Records contained in a dataset =
* Start *
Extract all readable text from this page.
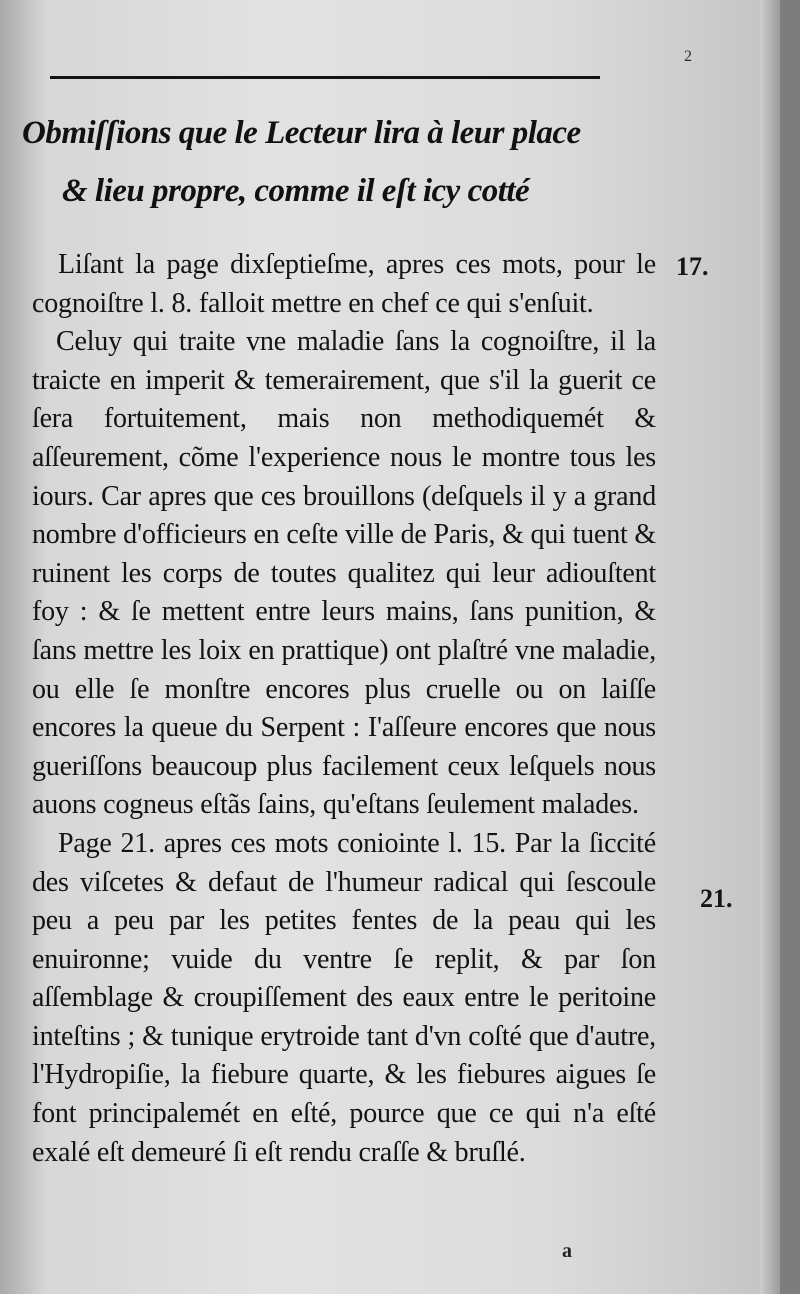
2
Obmiſſions que le Lecteur lira à leur place
& lieu propre, comme il eſt icy cotté

Liſant la page dixſeptieſme, apres ces mots, pour le cognoiſtre l. 8. falloit mettre en chef ce qui s'enſuit.

Celuy qui traite vne maladie ſans la cognoiſtre, il la traicte en imperit & temerairement, que s'il la guerit ce ſera fortuitement, mais non methodiquemét & aſſeurement, cõme l'experience nous le montre tous les iours. Car apres que ces brouillons (deſquels il y a grand nombre d'officieurs en ceſte ville de Paris, & qui tuent & ruinent les corps de toutes qualitez qui leur adiouſtent foy : & ſe mettent entre leurs mains, ſans punition, & ſans mettre les loix en prattique) ont plaſtré vne maladie, ou elle ſe monſtre encores plus cruelle ou on laiſſe encores la queue du Serpent : I'aſſeure encores que nous gueriſſons beaucoup plus facilement ceux leſquels nous auons cogneus eſtãs ſains, qu'eſtans ſeulement malades.

Page 21. apres ces mots coniointe l. 15. Par la ſiccité des viſcetes & defaut de l'humeur radical qui ſescoule peu a peu par les petites fentes de la peau qui les enuironne; vuide du ventre ſe replit, & par ſon aſſemblage & croupiſſement des eaux entre le peritoine inteſtins ; & tunique erytroide tant d'vn coſté que d'autre, l'Hydropiſie, la fiebure quarte, & les fiebures aigues ſe font principalemét en eſté, pource que ce qui n'a eſté exalé eſt demeuré ſi eſt rendu craſſe & bruſlé.

17.
21.
a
* End *
SHORT PROBLEM =
From the entries, report each line that includes the word "entre".

ANSWER TO THE EXERCISE =
Celuy qui traite vne maladie ſans la cognoiſtre, il la traicte en imperit & temerairement, que s'il la guerit ce ſera fortuitement, mais non methodiquemét & aſſeurement, cõme l'experience nous le montre tous les iours. Car apres que ces brouillons (deſquels il y a grand nombre d'officieurs en ceſte ville de Paris, & qui tuent & ruinent les corps de toutes qualitez qui leur adiouſtent foy : & ſe mettent entre leurs mains, ſans punition, & ſans mettre les loix en prattique) ont plaſtré vne maladie, ou elle ſe monſtre encores plus cruelle ou on laiſſe encores la queue du Serpent : I'aſſeure encores que nous gueriſſons beaucoup plus facilement ceux leſquels nous auons cogneus eſtãs ſains, qu'eſtans ſeulement malades.
Page 21. apres ces mots coniointe l. 15. Par la ſiccité des viſcetes & defaut de l'humeur radical qui ſescoule peu a peu par les petites fentes de la peau qui les enuironne; vuide du ventre ſe replit, & par ſon aſſemblage & croupiſſement des eaux entre le peritoine inteſtins ; & tunique erytroide tant d'vn coſté que d'autre, l'Hydropiſie, la fiebure quarte, & les fiebures aigues ſe font principalemét en eſté, pource que ce qui n'a eſté exalé eſt demeuré ſi eſt rendu craſſe & bruſlé.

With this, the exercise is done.